PROMPT:
Select each line where the word "Researcher" appears.

:: EXTRACTED MATERIAL

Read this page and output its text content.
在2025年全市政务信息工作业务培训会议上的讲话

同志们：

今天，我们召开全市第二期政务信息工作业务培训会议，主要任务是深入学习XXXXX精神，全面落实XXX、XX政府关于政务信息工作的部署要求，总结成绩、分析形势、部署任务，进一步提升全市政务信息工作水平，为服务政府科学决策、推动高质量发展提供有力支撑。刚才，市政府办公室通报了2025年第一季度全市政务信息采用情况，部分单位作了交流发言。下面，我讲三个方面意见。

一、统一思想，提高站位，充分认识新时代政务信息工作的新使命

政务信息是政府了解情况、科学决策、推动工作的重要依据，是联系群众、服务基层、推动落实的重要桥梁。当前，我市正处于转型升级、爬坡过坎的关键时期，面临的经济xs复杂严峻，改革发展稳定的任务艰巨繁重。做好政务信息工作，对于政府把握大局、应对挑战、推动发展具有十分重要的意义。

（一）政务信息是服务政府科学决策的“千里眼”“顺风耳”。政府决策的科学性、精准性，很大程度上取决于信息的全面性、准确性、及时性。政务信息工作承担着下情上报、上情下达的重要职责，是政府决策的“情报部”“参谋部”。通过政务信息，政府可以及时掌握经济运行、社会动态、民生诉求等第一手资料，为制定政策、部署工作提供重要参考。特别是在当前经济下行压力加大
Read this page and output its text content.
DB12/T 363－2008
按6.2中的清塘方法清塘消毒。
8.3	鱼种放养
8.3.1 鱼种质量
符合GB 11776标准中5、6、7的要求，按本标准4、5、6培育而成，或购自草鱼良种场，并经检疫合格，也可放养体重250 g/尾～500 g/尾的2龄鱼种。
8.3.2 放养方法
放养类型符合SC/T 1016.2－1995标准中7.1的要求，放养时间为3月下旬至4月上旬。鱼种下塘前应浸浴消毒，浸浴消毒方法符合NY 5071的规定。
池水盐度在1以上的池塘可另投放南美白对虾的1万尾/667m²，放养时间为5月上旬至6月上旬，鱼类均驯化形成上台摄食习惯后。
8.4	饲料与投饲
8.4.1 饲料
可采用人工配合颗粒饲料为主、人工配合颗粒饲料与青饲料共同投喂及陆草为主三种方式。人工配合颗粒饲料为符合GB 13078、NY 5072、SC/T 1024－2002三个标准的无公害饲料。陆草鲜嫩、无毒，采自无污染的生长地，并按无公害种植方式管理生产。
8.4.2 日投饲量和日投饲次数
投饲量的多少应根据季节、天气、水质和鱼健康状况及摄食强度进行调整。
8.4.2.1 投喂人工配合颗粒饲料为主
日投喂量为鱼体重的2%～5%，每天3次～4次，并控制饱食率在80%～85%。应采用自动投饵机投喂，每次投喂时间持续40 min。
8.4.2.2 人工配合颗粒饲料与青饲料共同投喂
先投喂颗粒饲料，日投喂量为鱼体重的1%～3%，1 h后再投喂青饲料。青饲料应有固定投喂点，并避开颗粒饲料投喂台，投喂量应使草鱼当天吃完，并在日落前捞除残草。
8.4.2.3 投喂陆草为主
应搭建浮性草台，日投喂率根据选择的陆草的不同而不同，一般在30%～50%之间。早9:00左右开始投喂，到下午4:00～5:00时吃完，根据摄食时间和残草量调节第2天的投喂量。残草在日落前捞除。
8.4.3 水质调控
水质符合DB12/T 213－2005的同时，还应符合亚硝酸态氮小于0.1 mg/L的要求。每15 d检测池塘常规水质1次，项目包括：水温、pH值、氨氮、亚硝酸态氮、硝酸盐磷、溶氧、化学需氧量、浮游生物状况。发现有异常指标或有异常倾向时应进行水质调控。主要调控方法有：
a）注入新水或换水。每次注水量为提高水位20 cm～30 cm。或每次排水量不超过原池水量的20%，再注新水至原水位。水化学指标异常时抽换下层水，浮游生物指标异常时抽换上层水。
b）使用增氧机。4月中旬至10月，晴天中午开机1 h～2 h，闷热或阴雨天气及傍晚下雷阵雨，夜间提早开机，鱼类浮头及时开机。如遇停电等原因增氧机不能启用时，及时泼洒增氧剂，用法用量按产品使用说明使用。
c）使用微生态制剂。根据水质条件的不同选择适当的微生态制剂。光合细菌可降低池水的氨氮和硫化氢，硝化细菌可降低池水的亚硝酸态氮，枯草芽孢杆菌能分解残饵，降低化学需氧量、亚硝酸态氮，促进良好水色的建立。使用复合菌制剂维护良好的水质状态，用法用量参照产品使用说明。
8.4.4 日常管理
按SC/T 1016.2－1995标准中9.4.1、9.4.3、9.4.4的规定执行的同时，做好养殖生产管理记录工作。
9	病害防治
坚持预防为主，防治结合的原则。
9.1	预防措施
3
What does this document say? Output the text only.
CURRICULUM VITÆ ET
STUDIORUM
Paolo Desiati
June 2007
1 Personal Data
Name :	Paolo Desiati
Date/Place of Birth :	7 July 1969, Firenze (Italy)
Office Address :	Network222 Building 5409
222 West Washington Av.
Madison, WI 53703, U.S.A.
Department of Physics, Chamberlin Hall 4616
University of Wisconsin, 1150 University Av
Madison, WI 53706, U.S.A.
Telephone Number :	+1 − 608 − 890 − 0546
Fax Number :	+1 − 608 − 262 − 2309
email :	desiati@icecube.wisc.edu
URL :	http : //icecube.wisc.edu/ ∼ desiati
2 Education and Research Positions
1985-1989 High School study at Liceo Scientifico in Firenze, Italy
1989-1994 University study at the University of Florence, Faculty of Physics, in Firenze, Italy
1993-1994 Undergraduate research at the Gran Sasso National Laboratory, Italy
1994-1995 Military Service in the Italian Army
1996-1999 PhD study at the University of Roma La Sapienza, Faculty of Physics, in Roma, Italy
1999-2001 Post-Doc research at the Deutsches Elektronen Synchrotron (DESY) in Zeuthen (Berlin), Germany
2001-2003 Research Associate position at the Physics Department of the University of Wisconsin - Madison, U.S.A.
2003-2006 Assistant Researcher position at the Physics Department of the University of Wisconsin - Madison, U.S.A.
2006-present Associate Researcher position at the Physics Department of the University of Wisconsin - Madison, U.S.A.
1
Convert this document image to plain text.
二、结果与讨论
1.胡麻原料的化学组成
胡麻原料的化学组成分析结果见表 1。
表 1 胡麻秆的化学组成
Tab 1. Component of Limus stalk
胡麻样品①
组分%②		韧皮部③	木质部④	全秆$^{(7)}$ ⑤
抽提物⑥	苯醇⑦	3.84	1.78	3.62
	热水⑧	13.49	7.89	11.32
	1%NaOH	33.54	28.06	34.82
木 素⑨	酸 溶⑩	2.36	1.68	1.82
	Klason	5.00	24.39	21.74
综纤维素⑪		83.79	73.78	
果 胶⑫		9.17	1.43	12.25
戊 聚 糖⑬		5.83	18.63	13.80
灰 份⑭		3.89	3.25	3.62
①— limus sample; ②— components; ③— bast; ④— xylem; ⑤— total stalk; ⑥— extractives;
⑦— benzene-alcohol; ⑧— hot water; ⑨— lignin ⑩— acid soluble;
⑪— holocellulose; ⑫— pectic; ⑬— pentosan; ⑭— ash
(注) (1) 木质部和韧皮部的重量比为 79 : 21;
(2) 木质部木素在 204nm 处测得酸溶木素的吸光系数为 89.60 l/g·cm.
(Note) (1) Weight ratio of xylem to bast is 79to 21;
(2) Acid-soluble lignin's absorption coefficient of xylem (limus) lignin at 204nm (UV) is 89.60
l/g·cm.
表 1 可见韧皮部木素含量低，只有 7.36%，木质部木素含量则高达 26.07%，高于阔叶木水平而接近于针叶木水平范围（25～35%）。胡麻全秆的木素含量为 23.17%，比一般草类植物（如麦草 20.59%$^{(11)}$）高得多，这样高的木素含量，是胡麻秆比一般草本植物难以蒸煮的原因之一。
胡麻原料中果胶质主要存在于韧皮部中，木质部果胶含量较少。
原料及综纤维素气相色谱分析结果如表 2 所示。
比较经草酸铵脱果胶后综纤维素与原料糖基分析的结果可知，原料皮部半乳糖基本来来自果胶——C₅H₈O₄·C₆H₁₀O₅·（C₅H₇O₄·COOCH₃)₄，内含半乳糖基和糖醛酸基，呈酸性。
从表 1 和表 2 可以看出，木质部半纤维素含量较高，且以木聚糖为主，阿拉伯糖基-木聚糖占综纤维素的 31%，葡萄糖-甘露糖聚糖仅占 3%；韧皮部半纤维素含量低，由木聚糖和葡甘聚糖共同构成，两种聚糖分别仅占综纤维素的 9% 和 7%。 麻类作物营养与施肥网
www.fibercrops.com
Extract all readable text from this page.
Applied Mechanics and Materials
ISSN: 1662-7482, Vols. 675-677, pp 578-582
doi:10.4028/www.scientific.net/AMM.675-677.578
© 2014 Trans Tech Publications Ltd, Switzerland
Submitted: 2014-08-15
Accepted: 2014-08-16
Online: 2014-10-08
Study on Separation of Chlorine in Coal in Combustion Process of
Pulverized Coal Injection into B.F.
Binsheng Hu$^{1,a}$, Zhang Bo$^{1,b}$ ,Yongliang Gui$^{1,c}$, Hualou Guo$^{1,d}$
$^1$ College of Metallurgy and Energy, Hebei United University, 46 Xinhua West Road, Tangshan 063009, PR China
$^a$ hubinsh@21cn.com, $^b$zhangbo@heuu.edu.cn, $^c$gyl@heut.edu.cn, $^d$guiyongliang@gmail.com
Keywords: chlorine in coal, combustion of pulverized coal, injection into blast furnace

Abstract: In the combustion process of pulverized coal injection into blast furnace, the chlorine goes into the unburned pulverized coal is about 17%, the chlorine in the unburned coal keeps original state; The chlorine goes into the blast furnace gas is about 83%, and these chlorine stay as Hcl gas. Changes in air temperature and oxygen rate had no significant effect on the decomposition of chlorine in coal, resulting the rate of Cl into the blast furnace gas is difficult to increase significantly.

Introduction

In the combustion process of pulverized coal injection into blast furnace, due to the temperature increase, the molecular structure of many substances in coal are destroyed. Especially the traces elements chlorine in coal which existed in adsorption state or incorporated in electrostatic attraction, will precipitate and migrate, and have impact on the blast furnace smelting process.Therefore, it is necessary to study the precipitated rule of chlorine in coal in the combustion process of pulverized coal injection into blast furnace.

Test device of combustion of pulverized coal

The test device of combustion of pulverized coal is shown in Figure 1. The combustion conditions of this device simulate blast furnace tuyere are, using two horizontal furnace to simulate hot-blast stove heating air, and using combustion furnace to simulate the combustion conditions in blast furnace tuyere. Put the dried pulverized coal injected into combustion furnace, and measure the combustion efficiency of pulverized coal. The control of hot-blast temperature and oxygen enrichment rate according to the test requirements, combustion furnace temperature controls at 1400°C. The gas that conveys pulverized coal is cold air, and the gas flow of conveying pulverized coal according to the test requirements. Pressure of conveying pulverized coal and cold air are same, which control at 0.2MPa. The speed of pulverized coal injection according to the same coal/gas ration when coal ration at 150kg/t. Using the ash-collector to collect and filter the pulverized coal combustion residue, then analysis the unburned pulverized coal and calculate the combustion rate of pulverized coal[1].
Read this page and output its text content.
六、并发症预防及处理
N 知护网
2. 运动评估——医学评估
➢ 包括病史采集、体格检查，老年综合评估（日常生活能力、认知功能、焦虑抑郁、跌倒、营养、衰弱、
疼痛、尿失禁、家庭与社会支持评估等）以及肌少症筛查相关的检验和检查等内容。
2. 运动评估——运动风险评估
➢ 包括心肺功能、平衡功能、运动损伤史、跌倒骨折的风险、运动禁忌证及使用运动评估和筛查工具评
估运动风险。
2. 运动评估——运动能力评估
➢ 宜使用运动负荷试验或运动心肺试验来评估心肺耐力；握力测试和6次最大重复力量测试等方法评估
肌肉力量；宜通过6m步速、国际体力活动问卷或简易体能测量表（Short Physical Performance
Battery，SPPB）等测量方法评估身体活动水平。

::::

ANSWER TO THIS TASK:
2003-2006 Assistant Researcher position at the Physics Department of the University of Wisconsin - Madison, U.S.A.
2006-present Associate Researcher position at the Physics Department of the University of Wisconsin - Madison, U.S.A.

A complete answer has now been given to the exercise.